* start INPUT ROWS *

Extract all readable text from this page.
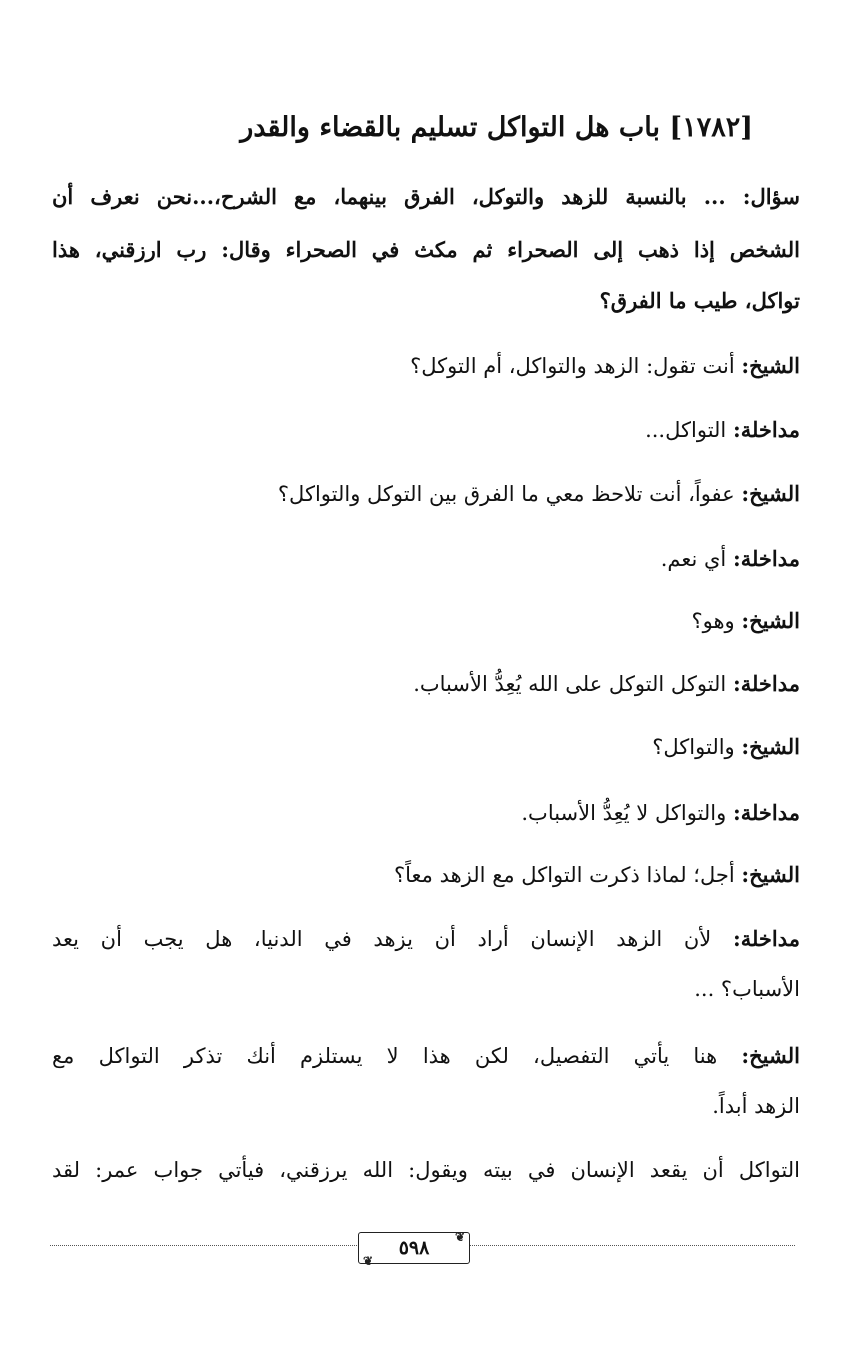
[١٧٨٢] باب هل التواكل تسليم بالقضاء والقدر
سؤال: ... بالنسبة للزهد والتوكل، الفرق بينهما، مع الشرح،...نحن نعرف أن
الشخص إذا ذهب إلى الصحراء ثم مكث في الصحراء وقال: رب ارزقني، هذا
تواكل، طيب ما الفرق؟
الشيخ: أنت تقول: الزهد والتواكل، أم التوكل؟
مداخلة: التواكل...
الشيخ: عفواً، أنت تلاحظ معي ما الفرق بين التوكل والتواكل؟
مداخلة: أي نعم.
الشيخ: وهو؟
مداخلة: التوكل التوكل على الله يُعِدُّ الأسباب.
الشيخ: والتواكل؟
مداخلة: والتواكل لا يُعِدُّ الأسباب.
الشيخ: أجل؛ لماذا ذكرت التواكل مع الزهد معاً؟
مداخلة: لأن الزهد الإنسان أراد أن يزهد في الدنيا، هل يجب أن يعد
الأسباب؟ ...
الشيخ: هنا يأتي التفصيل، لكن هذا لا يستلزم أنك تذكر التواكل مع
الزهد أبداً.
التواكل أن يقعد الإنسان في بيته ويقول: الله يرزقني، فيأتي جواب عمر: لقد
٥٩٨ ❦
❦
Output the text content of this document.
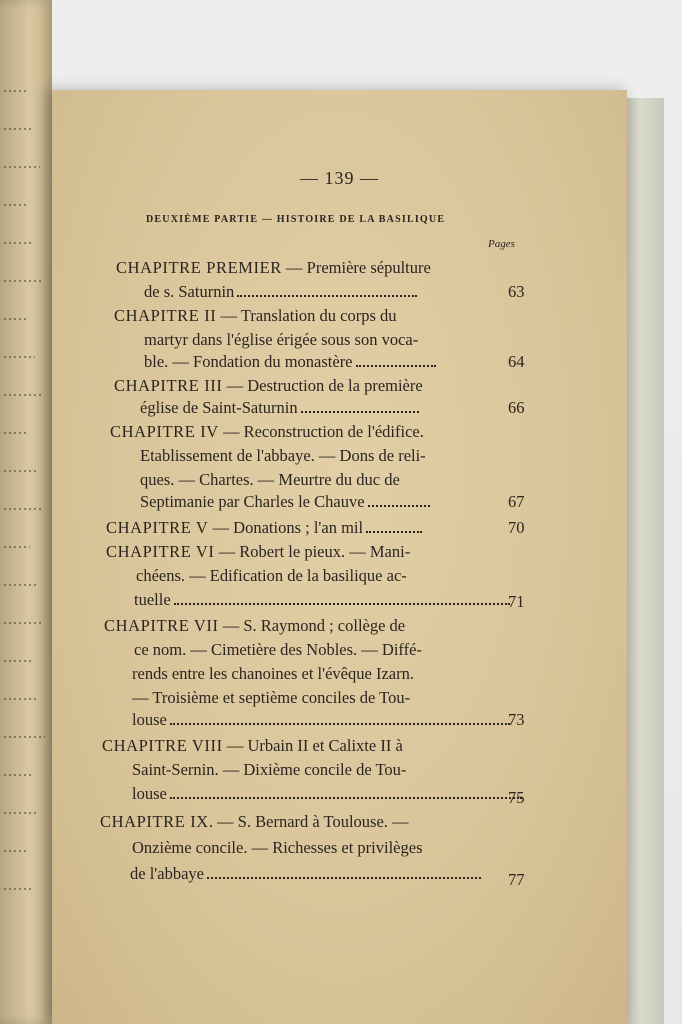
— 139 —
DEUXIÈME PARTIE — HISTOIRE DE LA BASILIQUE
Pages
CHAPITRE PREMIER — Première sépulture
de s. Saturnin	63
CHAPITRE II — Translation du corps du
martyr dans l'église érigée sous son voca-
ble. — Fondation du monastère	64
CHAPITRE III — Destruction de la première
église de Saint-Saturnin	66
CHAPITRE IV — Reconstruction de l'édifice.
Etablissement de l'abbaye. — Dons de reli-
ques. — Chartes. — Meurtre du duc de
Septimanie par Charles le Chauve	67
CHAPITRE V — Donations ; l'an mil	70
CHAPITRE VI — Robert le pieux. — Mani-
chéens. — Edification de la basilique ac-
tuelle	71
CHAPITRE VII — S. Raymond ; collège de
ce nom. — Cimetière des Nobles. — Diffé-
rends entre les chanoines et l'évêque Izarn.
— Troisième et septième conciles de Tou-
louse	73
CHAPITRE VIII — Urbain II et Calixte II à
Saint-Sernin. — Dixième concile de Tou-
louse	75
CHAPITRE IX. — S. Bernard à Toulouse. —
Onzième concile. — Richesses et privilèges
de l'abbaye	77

* end INPUT ROWS *

▶ **INSTRUCTIONS FOR THE TASK**:
Omit the pictures and give the material again, exactly and in full.

▶ **SOLUTION FOR THIS EXERCISE**:
Extract all readable text from this page.
[١٧٨٢] باب هل التواكل تسليم بالقضاء والقدر
سؤال: ... بالنسبة للزهد والتوكل، الفرق بينهما، مع الشرح،...نحن نعرف أن
الشخص إذا ذهب إلى الصحراء ثم مكث في الصحراء وقال: رب ارزقني، هذا
تواكل، طيب ما الفرق؟
الشيخ: أنت تقول: الزهد والتواكل، أم التوكل؟
مداخلة: التواكل...
الشيخ: عفواً، أنت تلاحظ معي ما الفرق بين التوكل والتواكل؟
مداخلة: أي نعم.
الشيخ: وهو؟
مداخلة: التوكل التوكل على الله يُعِدُّ الأسباب.
الشيخ: والتواكل؟
مداخلة: والتواكل لا يُعِدُّ الأسباب.
الشيخ: أجل؛ لماذا ذكرت التواكل مع الزهد معاً؟
مداخلة: لأن الزهد الإنسان أراد أن يزهد في الدنيا، هل يجب أن يعد
الأسباب؟ ...
الشيخ: هنا يأتي التفصيل، لكن هذا لا يستلزم أنك تذكر التواكل مع
الزهد أبداً.
التواكل أن يقعد الإنسان في بيته ويقول: الله يرزقني، فيأتي جواب عمر: لقد
٥٩٨ ❦
❦
Output the text content of this document.
— 139 —
DEUXIÈME PARTIE — HISTOIRE DE LA BASILIQUE
Pages
CHAPITRE PREMIER — Première sépulture
de s. Saturnin	63
CHAPITRE II — Translation du corps du
martyr dans l'église érigée sous son voca-
ble. — Fondation du monastère	64
CHAPITRE III — Destruction de la première
église de Saint-Saturnin	66
CHAPITRE IV — Reconstruction de l'édifice.
Etablissement de l'abbaye. — Dons de reli-
ques. — Chartes. — Meurtre du duc de
Septimanie par Charles le Chauve	67
CHAPITRE V — Donations ; l'an mil	70
CHAPITRE VI — Robert le pieux. — Mani-
chéens. — Edification de la basilique ac-
tuelle	71
CHAPITRE VII — S. Raymond ; collège de
ce nom. — Cimetière des Nobles. — Diffé-
rends entre les chanoines et l'évêque Izarn.
— Troisième et septième conciles de Tou-
louse	73
CHAPITRE VIII — Urbain II et Calixte II à
Saint-Sernin. — Dixième concile de Tou-
louse	75
CHAPITRE IX. — S. Bernard à Toulouse. —
Onzième concile. — Richesses et privilèges
de l'abbaye	77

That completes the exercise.